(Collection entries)
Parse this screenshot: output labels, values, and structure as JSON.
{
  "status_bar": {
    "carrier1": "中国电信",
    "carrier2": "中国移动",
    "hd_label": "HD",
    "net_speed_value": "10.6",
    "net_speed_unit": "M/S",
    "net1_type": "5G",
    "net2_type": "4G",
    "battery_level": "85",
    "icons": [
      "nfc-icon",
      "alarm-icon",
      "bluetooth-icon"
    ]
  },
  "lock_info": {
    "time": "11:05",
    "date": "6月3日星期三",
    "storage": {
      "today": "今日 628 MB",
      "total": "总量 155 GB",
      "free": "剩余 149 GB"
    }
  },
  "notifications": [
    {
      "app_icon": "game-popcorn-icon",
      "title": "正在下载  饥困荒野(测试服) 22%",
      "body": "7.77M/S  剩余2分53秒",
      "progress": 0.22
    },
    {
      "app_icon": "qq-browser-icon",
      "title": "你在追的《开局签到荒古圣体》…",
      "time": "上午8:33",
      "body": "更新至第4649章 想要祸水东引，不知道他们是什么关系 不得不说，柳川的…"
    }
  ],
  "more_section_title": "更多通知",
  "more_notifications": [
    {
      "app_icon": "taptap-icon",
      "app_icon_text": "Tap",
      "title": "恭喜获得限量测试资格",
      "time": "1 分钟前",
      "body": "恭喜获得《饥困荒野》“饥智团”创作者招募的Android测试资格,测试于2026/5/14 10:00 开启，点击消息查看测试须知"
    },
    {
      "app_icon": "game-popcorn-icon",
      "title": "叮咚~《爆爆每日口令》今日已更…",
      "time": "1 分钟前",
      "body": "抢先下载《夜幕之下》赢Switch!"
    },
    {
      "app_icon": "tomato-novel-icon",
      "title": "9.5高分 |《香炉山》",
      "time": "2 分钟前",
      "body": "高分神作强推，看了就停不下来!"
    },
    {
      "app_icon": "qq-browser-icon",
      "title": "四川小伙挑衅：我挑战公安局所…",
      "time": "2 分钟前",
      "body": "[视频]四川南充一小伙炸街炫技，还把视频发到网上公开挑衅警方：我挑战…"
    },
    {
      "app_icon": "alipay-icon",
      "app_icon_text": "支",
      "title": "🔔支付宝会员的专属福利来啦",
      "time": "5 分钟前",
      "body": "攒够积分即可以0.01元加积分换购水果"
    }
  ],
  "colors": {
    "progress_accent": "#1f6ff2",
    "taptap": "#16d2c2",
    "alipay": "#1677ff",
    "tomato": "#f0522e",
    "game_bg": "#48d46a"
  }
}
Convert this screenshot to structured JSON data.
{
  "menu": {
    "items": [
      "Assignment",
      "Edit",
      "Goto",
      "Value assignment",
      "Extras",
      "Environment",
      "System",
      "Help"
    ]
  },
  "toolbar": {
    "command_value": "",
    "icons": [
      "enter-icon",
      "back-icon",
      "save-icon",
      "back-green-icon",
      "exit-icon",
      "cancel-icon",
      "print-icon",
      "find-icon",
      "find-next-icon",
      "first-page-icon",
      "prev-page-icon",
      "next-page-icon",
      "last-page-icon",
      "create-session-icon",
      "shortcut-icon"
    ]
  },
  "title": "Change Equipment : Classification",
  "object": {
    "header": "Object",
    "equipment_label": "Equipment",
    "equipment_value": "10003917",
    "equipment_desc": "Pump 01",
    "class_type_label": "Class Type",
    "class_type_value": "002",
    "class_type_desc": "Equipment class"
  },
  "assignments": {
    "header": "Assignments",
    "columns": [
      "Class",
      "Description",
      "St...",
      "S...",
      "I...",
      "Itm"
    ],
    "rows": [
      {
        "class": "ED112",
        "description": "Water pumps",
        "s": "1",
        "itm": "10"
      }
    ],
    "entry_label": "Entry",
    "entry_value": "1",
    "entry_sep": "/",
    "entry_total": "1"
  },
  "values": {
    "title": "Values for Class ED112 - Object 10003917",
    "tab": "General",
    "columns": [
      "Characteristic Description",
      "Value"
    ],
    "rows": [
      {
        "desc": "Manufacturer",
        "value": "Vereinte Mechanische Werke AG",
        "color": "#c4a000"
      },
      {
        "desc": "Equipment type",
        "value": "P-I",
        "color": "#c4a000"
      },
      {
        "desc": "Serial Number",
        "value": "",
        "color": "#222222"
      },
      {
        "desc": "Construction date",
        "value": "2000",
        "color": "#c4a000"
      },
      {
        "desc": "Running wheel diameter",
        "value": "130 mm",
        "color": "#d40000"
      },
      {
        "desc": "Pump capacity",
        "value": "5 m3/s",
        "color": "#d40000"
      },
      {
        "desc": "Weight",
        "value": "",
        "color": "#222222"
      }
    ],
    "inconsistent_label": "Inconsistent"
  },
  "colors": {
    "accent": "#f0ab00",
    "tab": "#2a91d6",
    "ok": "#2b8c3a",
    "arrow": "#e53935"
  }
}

__What you will do__. Repeat the records above exactly, from the first line to the last.

__Correct response__.
Parse this screenshot: output labels, values, and structure as JSON.
{
  "status_bar": {
    "carrier1": "中国电信",
    "carrier2": "中国移动",
    "hd_label": "HD",
    "net_speed_value": "10.6",
    "net_speed_unit": "M/S",
    "net1_type": "5G",
    "net2_type": "4G",
    "battery_level": "85",
    "icons": [
      "nfc-icon",
      "alarm-icon",
      "bluetooth-icon"
    ]
  },
  "lock_info": {
    "time": "11:05",
    "date": "6月3日星期三",
    "storage": {
      "today": "今日 628 MB",
      "total": "总量 155 GB",
      "free": "剩余 149 GB"
    }
  },
  "notifications": [
    {
      "app_icon": "game-popcorn-icon",
      "title": "正在下载  饥困荒野(测试服) 22%",
      "body": "7.77M/S  剩余2分53秒",
      "progress": 0.22
    },
    {
      "app_icon": "qq-browser-icon",
      "title": "你在追的《开局签到荒古圣体》…",
      "time": "上午8:33",
      "body": "更新至第4649章 想要祸水东引，不知道他们是什么关系 不得不说，柳川的…"
    }
  ],
  "more_section_title": "更多通知",
  "more_notifications": [
    {
      "app_icon": "taptap-icon",
      "app_icon_text": "Tap",
      "title": "恭喜获得限量测试资格",
      "time": "1 分钟前",
      "body": "恭喜获得《饥困荒野》“饥智团”创作者招募的Android测试资格,测试于2026/5/14 10:00 开启，点击消息查看测试须知"
    },
    {
      "app_icon": "game-popcorn-icon",
      "title": "叮咚~《爆爆每日口令》今日已更…",
      "time": "1 分钟前",
      "body": "抢先下载《夜幕之下》赢Switch!"
    },
    {
      "app_icon": "tomato-novel-icon",
      "title": "9.5高分 |《香炉山》",
      "time": "2 分钟前",
      "body": "高分神作强推，看了就停不下来!"
    },
    {
      "app_icon": "qq-browser-icon",
      "title": "四川小伙挑衅：我挑战公安局所…",
      "time": "2 分钟前",
      "body": "[视频]四川南充一小伙炸街炫技，还把视频发到网上公开挑衅警方：我挑战…"
    },
    {
      "app_icon": "alipay-icon",
      "app_icon_text": "支",
      "title": "🔔支付宝会员的专属福利来啦",
      "time": "5 分钟前",
      "body": "攒够积分即可以0.01元加积分换购水果"
    }
  ],
  "colors": {
    "progress_accent": "#1f6ff2",
    "taptap": "#16d2c2",
    "alipay": "#1677ff",
    "tomato": "#f0522e",
    "game_bg": "#48d46a"
  }
}
Convert this screenshot to structured JSON data.
{
  "menu": {
    "items": [
      "Assignment",
      "Edit",
      "Goto",
      "Value assignment",
      "Extras",
      "Environment",
      "System",
      "Help"
    ]
  },
  "toolbar": {
    "command_value": "",
    "icons": [
      "enter-icon",
      "back-icon",
      "save-icon",
      "back-green-icon",
      "exit-icon",
      "cancel-icon",
      "print-icon",
      "find-icon",
      "find-next-icon",
      "first-page-icon",
      "prev-page-icon",
      "next-page-icon",
      "last-page-icon",
      "create-session-icon",
      "shortcut-icon"
    ]
  },
  "title": "Change Equipment : Classification",
  "object": {
    "header": "Object",
    "equipment_label": "Equipment",
    "equipment_value": "10003917",
    "equipment_desc": "Pump 01",
    "class_type_label": "Class Type",
    "class_type_value": "002",
    "class_type_desc": "Equipment class"
  },
  "assignments": {
    "header": "Assignments",
    "columns": [
      "Class",
      "Description",
      "St...",
      "S...",
      "I...",
      "Itm"
    ],
    "rows": [
      {
        "class": "ED112",
        "description": "Water pumps",
        "s": "1",
        "itm": "10"
      }
    ],
    "entry_label": "Entry",
    "entry_value": "1",
    "entry_sep": "/",
    "entry_total": "1"
  },
  "values": {
    "title": "Values for Class ED112 - Object 10003917",
    "tab": "General",
    "columns": [
      "Characteristic Description",
      "Value"
    ],
    "rows": [
      {
        "desc": "Manufacturer",
        "value": "Vereinte Mechanische Werke AG",
        "color": "#c4a000"
      },
      {
        "desc": "Equipment type",
        "value": "P-I",
        "color": "#c4a000"
      },
      {
        "desc": "Serial Number",
        "value": "",
        "color": "#222222"
      },
      {
        "desc": "Construction date",
        "value": "2000",
        "color": "#c4a000"
      },
      {
        "desc": "Running wheel diameter",
        "value": "130 mm",
        "color": "#d40000"
      },
      {
        "desc": "Pump capacity",
        "value": "5 m3/s",
        "color": "#d40000"
      },
      {
        "desc": "Weight",
        "value": "",
        "color": "#222222"
      }
    ],
    "inconsistent_label": "Inconsistent"
  },
  "colors": {
    "accent": "#f0ab00",
    "tab": "#2a91d6",
    "ok": "#2b8c3a",
    "arrow": "#e53935"
  }
}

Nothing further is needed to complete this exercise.